Write out the data again exactly, skipping every picture.

-- START DATASET EXTRACT --

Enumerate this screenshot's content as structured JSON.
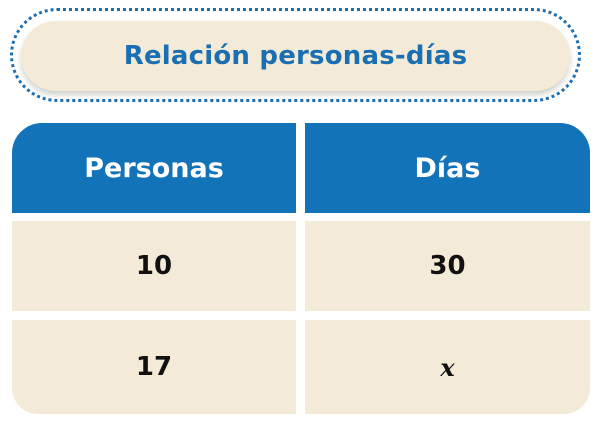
{
  "title": "Relación personas-días",
  "table": {
    "headers": [
      "Personas",
      "Días"
    ],
    "rows": [
      [
        "10",
        "30"
      ],
      [
        "17",
        "x"
      ]
    ]
  },
  "colors": {
    "accent": "#1a6fb3",
    "header_bg": "#1373b9",
    "cell_bg": "#f3ebd7"
  }
}
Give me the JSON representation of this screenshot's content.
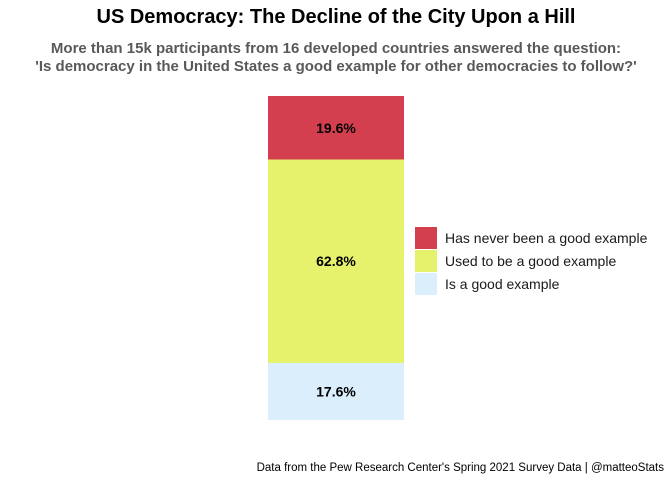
{
  "chart_data": {
    "type": "bar",
    "subtype": "stacked-100",
    "title": "US Democracy: The Decline of the City Upon a Hill",
    "subtitle_lines": [
      "More than 15k participants from 16 developed countries answered the question:",
      "'Is democracy in the United States a good example for other democracies to follow?'"
    ],
    "caption": "Data from the Pew Research Center's Spring 2021 Survey Data | @matteoStats",
    "ylim": [
      0,
      100
    ],
    "grid": false,
    "legend_position": "right",
    "series": [
      {
        "name": "Has never been a good example",
        "value": 19.6,
        "label": "19.6%",
        "color": "#d43f50"
      },
      {
        "name": "Used to be a good example",
        "value": 62.8,
        "label": "62.8%",
        "color": "#e6f26b"
      },
      {
        "name": "Is a good example",
        "value": 17.6,
        "label": "17.6%",
        "color": "#dbeefc"
      }
    ]
  }
}
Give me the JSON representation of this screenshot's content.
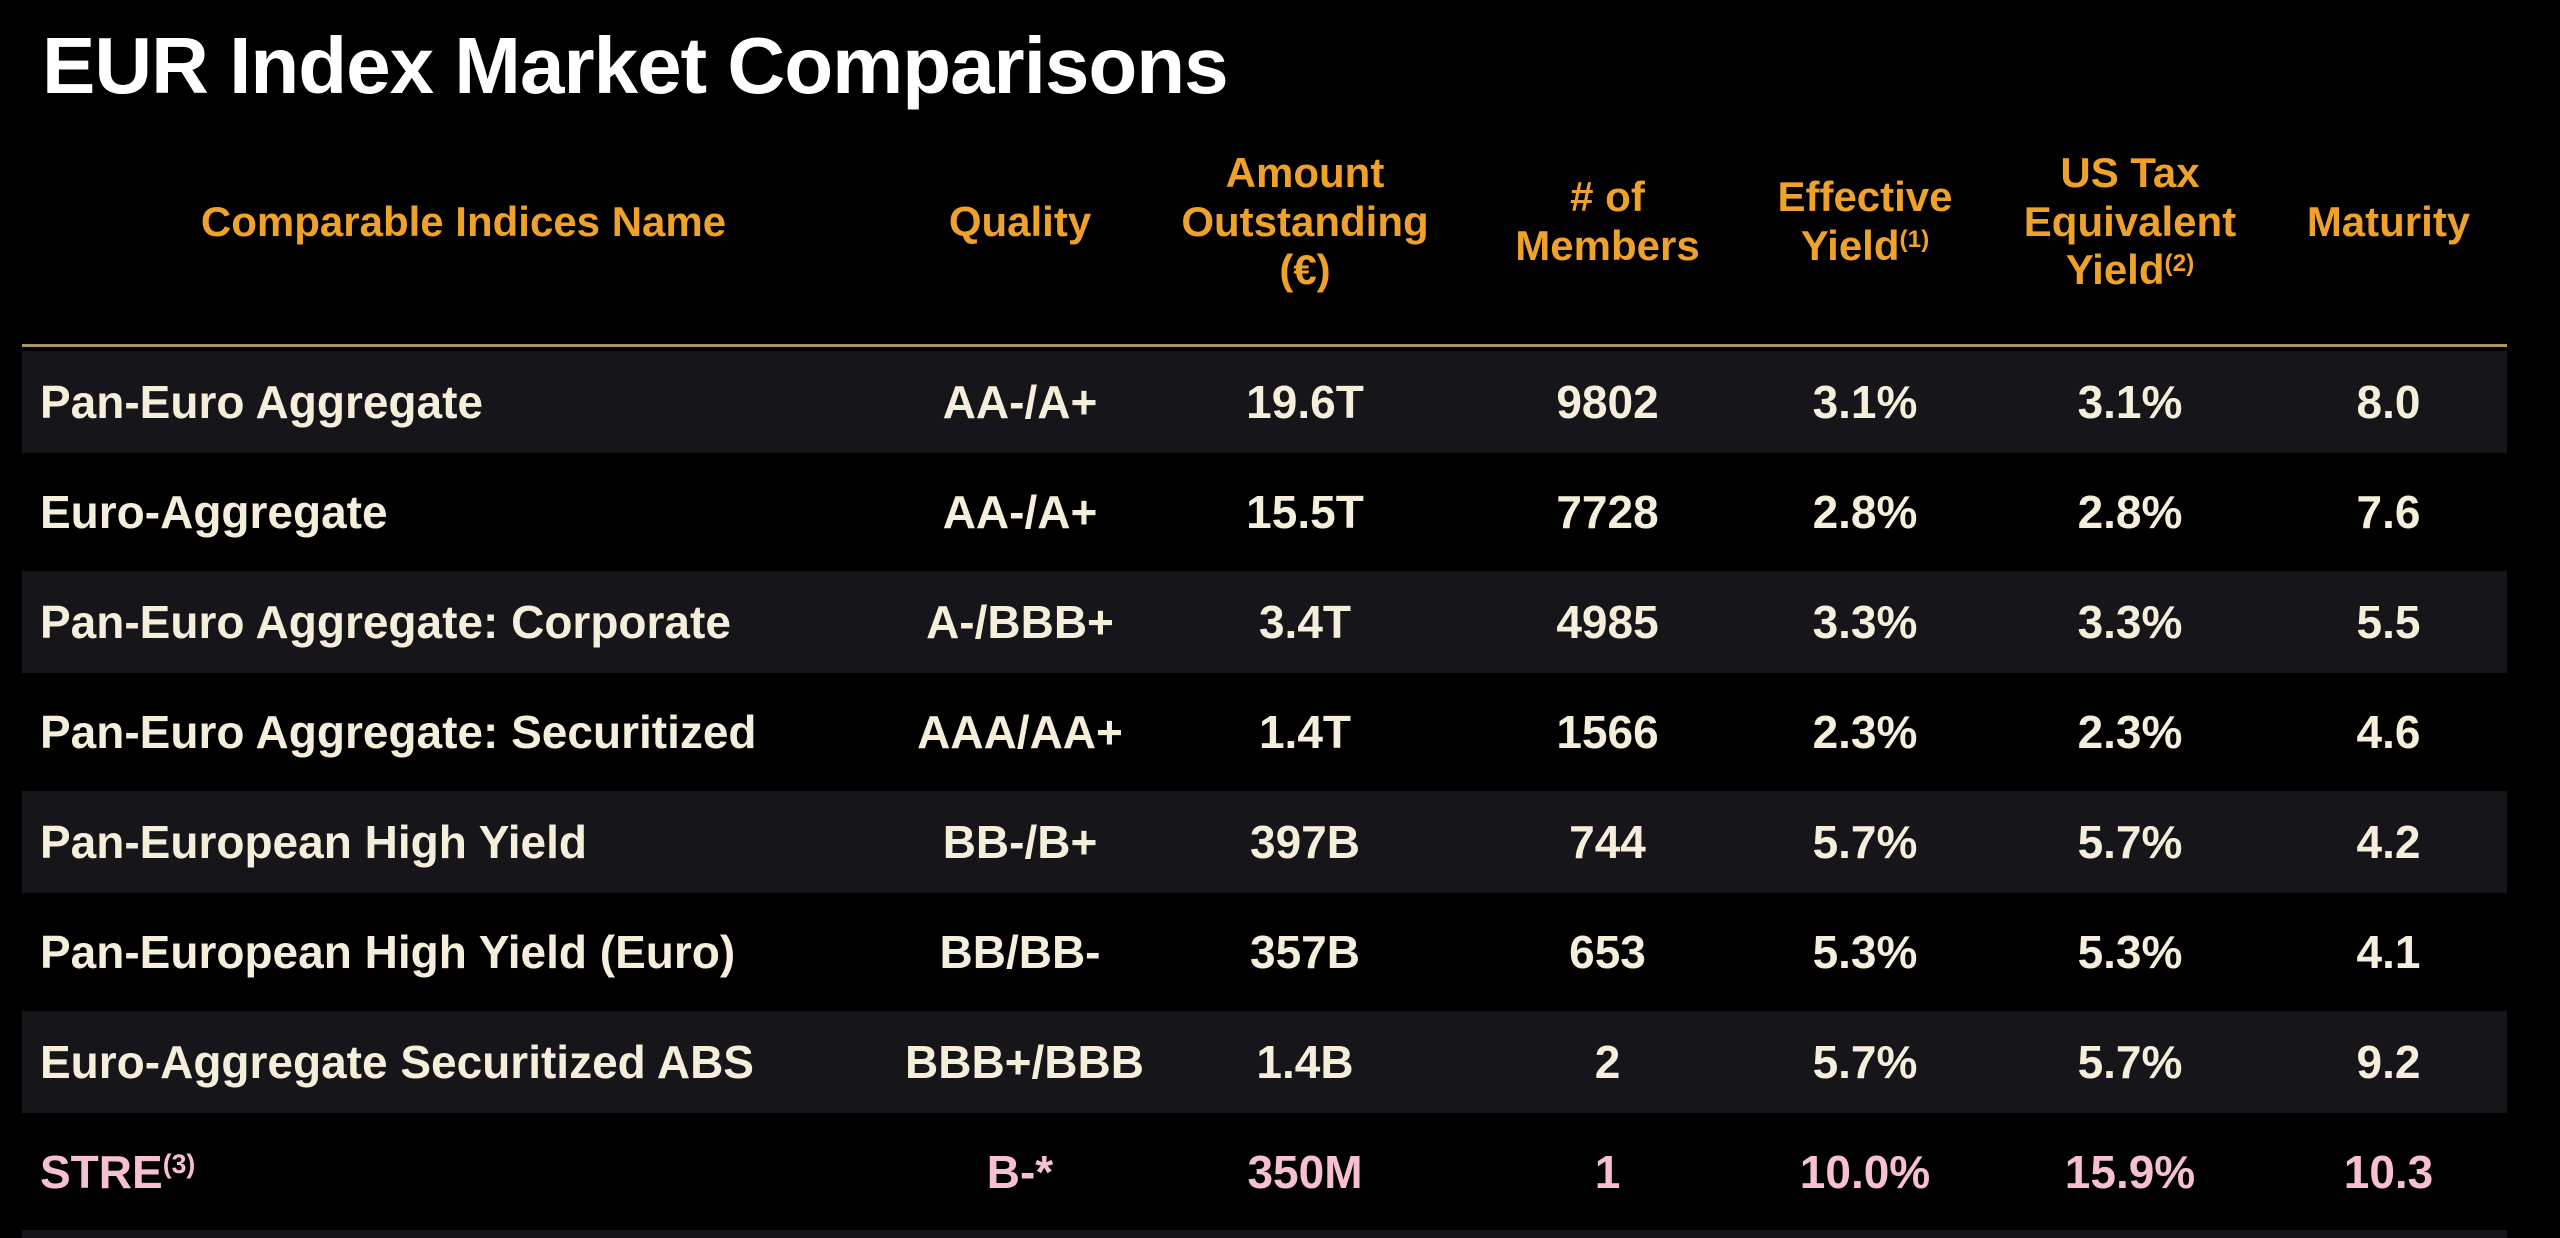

-- END DATASET EXTRACT --

RESPONSE TO THE EXERCISE:
Enumerate this screenshot's content as structured JSON.
{
  "title": "Relación personas-días",
  "table": {
    "headers": [
      "Personas",
      "Días"
    ],
    "rows": [
      [
        "10",
        "30"
      ],
      [
        "17",
        "x"
      ]
    ]
  },
  "colors": {
    "accent": "#1a6fb3",
    "header_bg": "#1373b9",
    "cell_bg": "#f3ebd7"
  }
}
Give me the JSON representation of this screenshot's content.
{
  "chart_data": {
    "type": "bar",
    "subtype": "stacked-100",
    "title": "US Democracy: The Decline of the City Upon a Hill",
    "subtitle_lines": [
      "More than 15k participants from 16 developed countries answered the question:",
      "'Is democracy in the United States a good example for other democracies to follow?'"
    ],
    "caption": "Data from the Pew Research Center's Spring 2021 Survey Data | @matteoStats",
    "ylim": [
      0,
      100
    ],
    "grid": false,
    "legend_position": "right",
    "series": [
      {
        "name": "Has never been a good example",
        "value": 19.6,
        "label": "19.6%",
        "color": "#d43f50"
      },
      {
        "name": "Used to be a good example",
        "value": 62.8,
        "label": "62.8%",
        "color": "#e6f26b"
      },
      {
        "name": "Is a good example",
        "value": 17.6,
        "label": "17.6%",
        "color": "#dbeefc"
      }
    ]
  }
}
Give me the JSON representation of this screenshot's content.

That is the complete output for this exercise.